### WHAT NEEDS TO BE DONE
Work out how many lines of the records contain "octobre". Answer with the number and nothing else.

(Data extracted from a collection)
+ + + + +

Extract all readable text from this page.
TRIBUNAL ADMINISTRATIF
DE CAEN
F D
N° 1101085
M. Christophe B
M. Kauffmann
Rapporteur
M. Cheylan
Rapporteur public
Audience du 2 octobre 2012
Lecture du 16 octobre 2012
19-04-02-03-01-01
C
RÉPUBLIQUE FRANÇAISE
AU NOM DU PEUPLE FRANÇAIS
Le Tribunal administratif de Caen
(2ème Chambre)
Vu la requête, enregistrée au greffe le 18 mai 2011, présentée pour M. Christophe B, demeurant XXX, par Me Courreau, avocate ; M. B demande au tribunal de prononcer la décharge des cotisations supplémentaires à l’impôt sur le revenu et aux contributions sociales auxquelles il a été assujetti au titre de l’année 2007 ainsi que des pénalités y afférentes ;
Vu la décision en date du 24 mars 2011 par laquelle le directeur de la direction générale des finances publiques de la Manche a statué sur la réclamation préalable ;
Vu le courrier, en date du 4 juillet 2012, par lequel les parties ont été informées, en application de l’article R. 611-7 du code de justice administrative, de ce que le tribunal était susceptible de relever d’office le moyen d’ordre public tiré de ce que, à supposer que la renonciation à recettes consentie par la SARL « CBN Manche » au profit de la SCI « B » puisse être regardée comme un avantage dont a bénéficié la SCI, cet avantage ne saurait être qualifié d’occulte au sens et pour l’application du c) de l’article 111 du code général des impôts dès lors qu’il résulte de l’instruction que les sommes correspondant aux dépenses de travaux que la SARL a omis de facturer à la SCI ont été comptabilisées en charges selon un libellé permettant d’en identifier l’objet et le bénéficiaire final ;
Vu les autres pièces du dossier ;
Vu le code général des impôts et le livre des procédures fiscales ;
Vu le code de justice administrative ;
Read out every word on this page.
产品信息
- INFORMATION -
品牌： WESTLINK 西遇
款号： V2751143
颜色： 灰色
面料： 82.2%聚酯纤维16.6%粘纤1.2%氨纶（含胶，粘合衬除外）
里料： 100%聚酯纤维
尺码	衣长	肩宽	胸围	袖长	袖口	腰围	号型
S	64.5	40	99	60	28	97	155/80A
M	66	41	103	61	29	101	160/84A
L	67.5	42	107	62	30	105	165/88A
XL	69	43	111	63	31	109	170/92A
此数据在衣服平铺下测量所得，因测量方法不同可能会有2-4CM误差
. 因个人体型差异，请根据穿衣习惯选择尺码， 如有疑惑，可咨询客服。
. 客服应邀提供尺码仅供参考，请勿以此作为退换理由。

+ + + + +

### ANSWER TO THE EXERCISE
2